--- TASK DATA ---

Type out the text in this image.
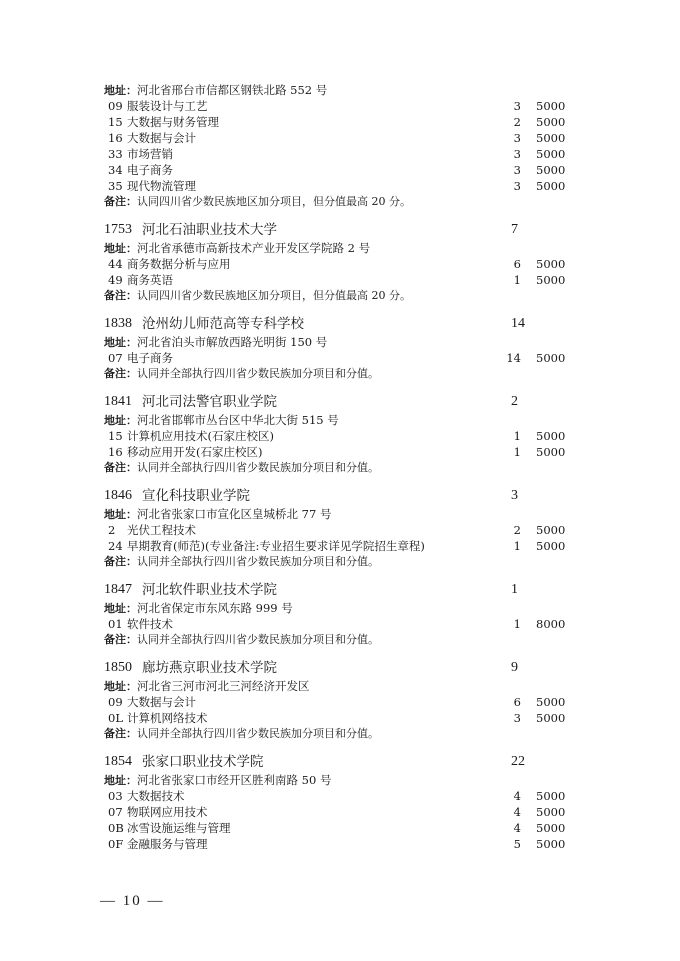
地址：河北省邢台市信都区钢铁北路 552 号
09 服装设计与工艺	3 5000
15 大数据与财务管理	2 5000
16 大数据与会计	3 5000
33 市场营销	3 5000
34 电子商务	3 5000
35 现代物流管理	3 5000
备注：认同四川省少数民族地区加分项目，但分值最高 20 分。
1753 河北石油职业技术大学	7
地址：河北省承德市高新技术产业开发区学院路 2 号
44 商务数据分析与应用	6 5000
49 商务英语	1 5000
备注：认同四川省少数民族地区加分项目，但分值最高 20 分。
1838 沧州幼儿师范高等专科学校	14
地址：河北省泊头市解放西路光明街 150 号
07 电子商务	14 5000
备注：认同并全部执行四川省少数民族加分项目和分值。
1841 河北司法警官职业学院	2
地址：河北省邯郸市丛台区中华北大街 515 号
15 计算机应用技术(石家庄校区)	1 5000
16 移动应用开发(石家庄校区)	1 5000
备注：认同并全部执行四川省少数民族加分项目和分值。
1846 宣化科技职业学院	3
地址：河北省张家口市宣化区皇城桥北 77 号
2 光伏工程技术	2 5000
24 早期教育(师范)(专业备注:专业招生要求详见学院招生章程)	1 5000
备注：认同并全部执行四川省少数民族加分项目和分值。
1847 河北软件职业技术学院	1
地址：河北省保定市东风东路 999 号
01 软件技术	1 8000
备注：认同并全部执行四川省少数民族加分项目和分值。
1850 廊坊燕京职业技术学院	9
地址：河北省三河市河北三河经济开发区
09 大数据与会计	6 5000
0L 计算机网络技术	3 5000
备注：认同并全部执行四川省少数民族加分项目和分值。
1854 张家口职业技术学院	22
地址：河北省张家口市经开区胜利南路 50 号
03 大数据技术	4 5000
07 物联网应用技术	4 5000
0B 冰雪设施运维与管理	4 5000
0F 金融服务与管理	5 5000
— 10 —
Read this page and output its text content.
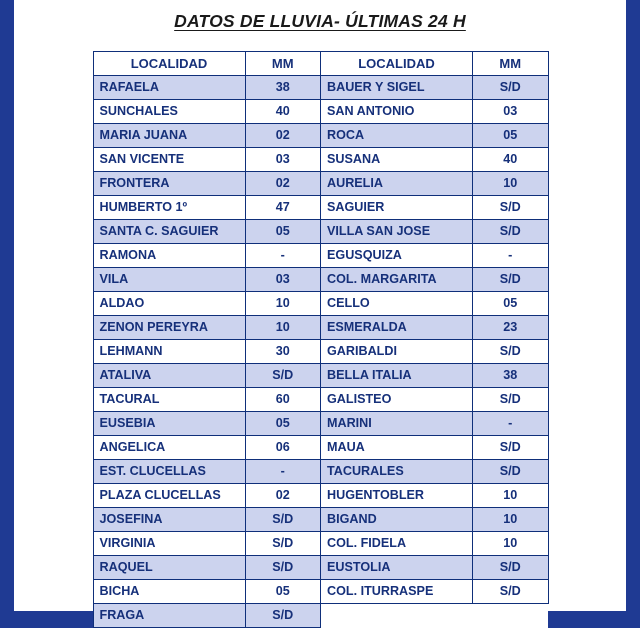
DATOS DE LLUVIA- ÚLTIMAS 24 H
LOCALIDAD	MM	LOCALIDAD	MM
RAFAELA	38	BAUER Y SIGEL	S/D
SUNCHALES	40	SAN ANTONIO	03
MARIA JUANA	02	ROCA	05
SAN VICENTE	03	SUSANA	40
FRONTERA	02	AURELIA	10
HUMBERTO 1º	47	SAGUIER	S/D
SANTA C. SAGUIER	05	VILLA SAN JOSE	S/D
RAMONA	-	EGUSQUIZA	-
VILA	03	COL. MARGARITA	S/D
ALDAO	10	CELLO	05
ZENON PEREYRA	10	ESMERALDA	23
LEHMANN	30	GARIBALDI	S/D
ATALIVA	S/D	BELLA ITALIA	38
TACURAL	60	GALISTEO	S/D
EUSEBIA	05	MARINI	-
ANGELICA	06	MAUA	S/D
EST. CLUCELLAS	-	TACURALES	S/D
PLAZA CLUCELLAS	02	HUGENTOBLER	10
JOSEFINA	S/D	BIGAND	10
VIRGINIA	S/D	COL. FIDELA	10
RAQUEL	S/D	EUSTOLIA	S/D
BICHA	05	COL. ITURRASPE	S/D
FRAGA	S/D		
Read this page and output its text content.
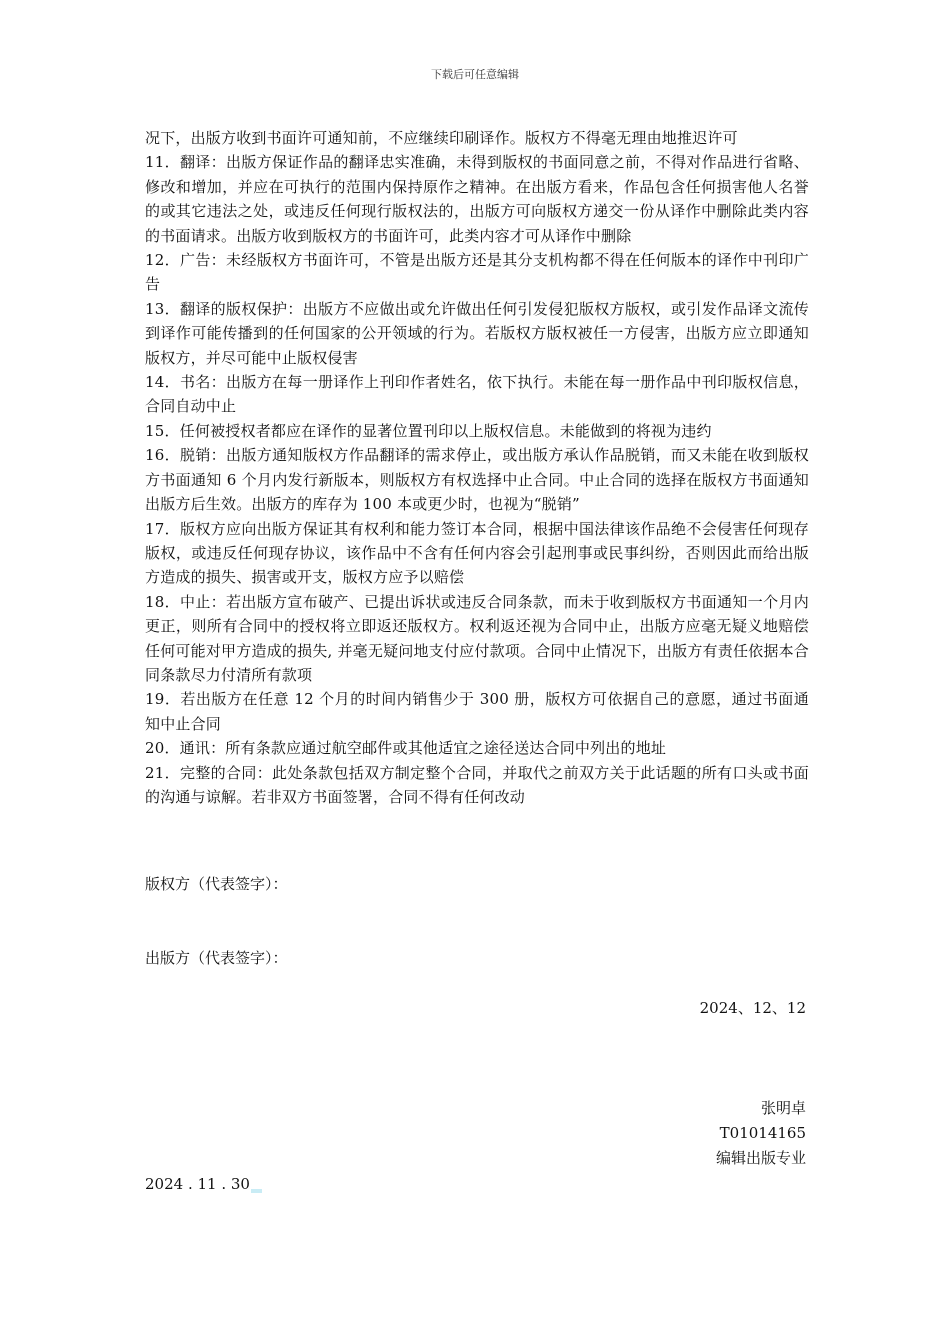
下载后可任意编辑

况下，出版方收到书面许可通知前，不应继续印刷译作。版权方不得毫无理由地推迟许可

11．翻译：出版方保证作品的翻译忠实准确，未得到版权的书面同意之前，不得对作品进行省略、修改和增加，并应在可执行的范围内保持原作之精神。在出版方看来，作品包含任何损害他人名誉的或其它违法之处，或违反任何现行版权法的，出版方可向版权方递交一份从译作中删除此类内容的书面请求。出版方收到版权方的书面许可，此类内容才可从译作中删除

12．广告：未经版权方书面许可，不管是出版方还是其分支机构都不得在任何版本的译作中刊印广告

13．翻译的版权保护：出版方不应做出或允许做出任何引发侵犯版权方版权，或引发作品译文流传到译作可能传播到的任何国家的公开领域的行为。若版权方版权被任一方侵害，出版方应立即通知版权方，并尽可能中止版权侵害

14．书名：出版方在每一册译作上刊印作者姓名，依下执行。未能在每一册作品中刊印版权信息，合同自动中止

15．任何被授权者都应在译作的显著位置刊印以上版权信息。未能做到的将视为违约

16．脱销：出版方通知版权方作品翻译的需求停止，或出版方承认作品脱销，而又未能在收到版权方书面通知 6 个月内发行新版本，则版权方有权选择中止合同。中止合同的选择在版权方书面通知出版方后生效。出版方的库存为 100 本或更少时，也视为“脱销”

17．版权方应向出版方保证其有权利和能力签订本合同，根据中国法律该作品绝不会侵害任何现存版权，或违反任何现存协议，该作品中不含有任何内容会引起刑事或民事纠纷，否则因此而给出版方造成的损失、损害或开支，版权方应予以赔偿

18．中止：若出版方宣布破产、已提出诉状或违反合同条款，而未于收到版权方书面通知一个月内更正，则所有合同中的授权将立即返还版权方。权利返还视为合同中止，出版方应毫无疑义地赔偿任何可能对甲方造成的损失, 并毫无疑问地支付应付款项。合同中止情况下，出版方有责任依据本合同条款尽力付清所有款项

19．若出版方在任意 12 个月的时间内销售少于 300 册，版权方可依据自己的意愿，通过书面通知中止合同

20．通讯：所有条款应通过航空邮件或其他适宜之途径送达合同中列出的地址

21．完整的合同：此处条款包括双方制定整个合同，并取代之前双方关于此话题的所有口头或书面的沟通与谅解。若非双方书面签署，合同不得有任何改动

版权方（代表签字）：
出版方（代表签字）：
2024、12、12
张明卓
T01014165
编辑出版专业
2024 . 11 . 30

---

[REQUIREMENTS]:
Set down the lines of the records above exactly, apart from the pictures.

[WRITTEN SOLUTION]:
Type out the text in this image.
地址：河北省邢台市信都区钢铁北路 552 号
09 服装设计与工艺	3 5000
15 大数据与财务管理	2 5000
16 大数据与会计	3 5000
33 市场营销	3 5000
34 电子商务	3 5000
35 现代物流管理	3 5000
备注：认同四川省少数民族地区加分项目，但分值最高 20 分。
1753 河北石油职业技术大学	7
地址：河北省承德市高新技术产业开发区学院路 2 号
44 商务数据分析与应用	6 5000
49 商务英语	1 5000
备注：认同四川省少数民族地区加分项目，但分值最高 20 分。
1838 沧州幼儿师范高等专科学校	14
地址：河北省泊头市解放西路光明街 150 号
07 电子商务	14 5000
备注：认同并全部执行四川省少数民族加分项目和分值。
1841 河北司法警官职业学院	2
地址：河北省邯郸市丛台区中华北大街 515 号
15 计算机应用技术(石家庄校区)	1 5000
16 移动应用开发(石家庄校区)	1 5000
备注：认同并全部执行四川省少数民族加分项目和分值。
1846 宣化科技职业学院	3
地址：河北省张家口市宣化区皇城桥北 77 号
2 光伏工程技术	2 5000
24 早期教育(师范)(专业备注:专业招生要求详见学院招生章程)	1 5000
备注：认同并全部执行四川省少数民族加分项目和分值。
1847 河北软件职业技术学院	1
地址：河北省保定市东风东路 999 号
01 软件技术	1 8000
备注：认同并全部执行四川省少数民族加分项目和分值。
1850 廊坊燕京职业技术学院	9
地址：河北省三河市河北三河经济开发区
09 大数据与会计	6 5000
0L 计算机网络技术	3 5000
备注：认同并全部执行四川省少数民族加分项目和分值。
1854 张家口职业技术学院	22
地址：河北省张家口市经开区胜利南路 50 号
03 大数据技术	4 5000
07 物联网应用技术	4 5000
0B 冰雪设施运维与管理	4 5000
0F 金融服务与管理	5 5000
— 10 —
Read this page and output its text content.
DATOS DE LLUVIA- ÚLTIMAS 24 H
LOCALIDAD	MM	LOCALIDAD	MM
RAFAELA	38	BAUER Y SIGEL	S/D
SUNCHALES	40	SAN ANTONIO	03
MARIA JUANA	02	ROCA	05
SAN VICENTE	03	SUSANA	40
FRONTERA	02	AURELIA	10
HUMBERTO 1º	47	SAGUIER	S/D
SANTA C. SAGUIER	05	VILLA SAN JOSE	S/D
RAMONA	-	EGUSQUIZA	-
VILA	03	COL. MARGARITA	S/D
ALDAO	10	CELLO	05
ZENON PEREYRA	10	ESMERALDA	23
LEHMANN	30	GARIBALDI	S/D
ATALIVA	S/D	BELLA ITALIA	38
TACURAL	60	GALISTEO	S/D
EUSEBIA	05	MARINI	-
ANGELICA	06	MAUA	S/D
EST. CLUCELLAS	-	TACURALES	S/D
PLAZA CLUCELLAS	02	HUGENTOBLER	10
JOSEFINA	S/D	BIGAND	10
VIRGINIA	S/D	COL. FIDELA	10
RAQUEL	S/D	EUSTOLIA	S/D
BICHA	05	COL. ITURRASPE	S/D
FRAGA	S/D		
Read this page and output its text content.
下载后可任意编辑

况下，出版方收到书面许可通知前，不应继续印刷译作。版权方不得毫无理由地推迟许可

11．翻译：出版方保证作品的翻译忠实准确，未得到版权的书面同意之前，不得对作品进行省略、修改和增加，并应在可执行的范围内保持原作之精神。在出版方看来，作品包含任何损害他人名誉的或其它违法之处，或违反任何现行版权法的，出版方可向版权方递交一份从译作中删除此类内容的书面请求。出版方收到版权方的书面许可，此类内容才可从译作中删除

12．广告：未经版权方书面许可，不管是出版方还是其分支机构都不得在任何版本的译作中刊印广告

13．翻译的版权保护：出版方不应做出或允许做出任何引发侵犯版权方版权，或引发作品译文流传到译作可能传播到的任何国家的公开领域的行为。若版权方版权被任一方侵害，出版方应立即通知版权方，并尽可能中止版权侵害

14．书名：出版方在每一册译作上刊印作者姓名，依下执行。未能在每一册作品中刊印版权信息，合同自动中止

15．任何被授权者都应在译作的显著位置刊印以上版权信息。未能做到的将视为违约

16．脱销：出版方通知版权方作品翻译的需求停止，或出版方承认作品脱销，而又未能在收到版权方书面通知 6 个月内发行新版本，则版权方有权选择中止合同。中止合同的选择在版权方书面通知出版方后生效。出版方的库存为 100 本或更少时，也视为“脱销”

17．版权方应向出版方保证其有权利和能力签订本合同，根据中国法律该作品绝不会侵害任何现存版权，或违反任何现存协议，该作品中不含有任何内容会引起刑事或民事纠纷，否则因此而给出版方造成的损失、损害或开支，版权方应予以赔偿

18．中止：若出版方宣布破产、已提出诉状或违反合同条款，而未于收到版权方书面通知一个月内更正，则所有合同中的授权将立即返还版权方。权利返还视为合同中止，出版方应毫无疑义地赔偿任何可能对甲方造成的损失, 并毫无疑问地支付应付款项。合同中止情况下，出版方有责任依据本合同条款尽力付清所有款项

19．若出版方在任意 12 个月的时间内销售少于 300 册，版权方可依据自己的意愿，通过书面通知中止合同

20．通讯：所有条款应通过航空邮件或其他适宜之途径送达合同中列出的地址

21．完整的合同：此处条款包括双方制定整个合同，并取代之前双方关于此话题的所有口头或书面的沟通与谅解。若非双方书面签署，合同不得有任何改动

版权方（代表签字）：
出版方（代表签字）：
2024、12、12
张明卓
T01014165
编辑出版专业
2024 . 11 . 30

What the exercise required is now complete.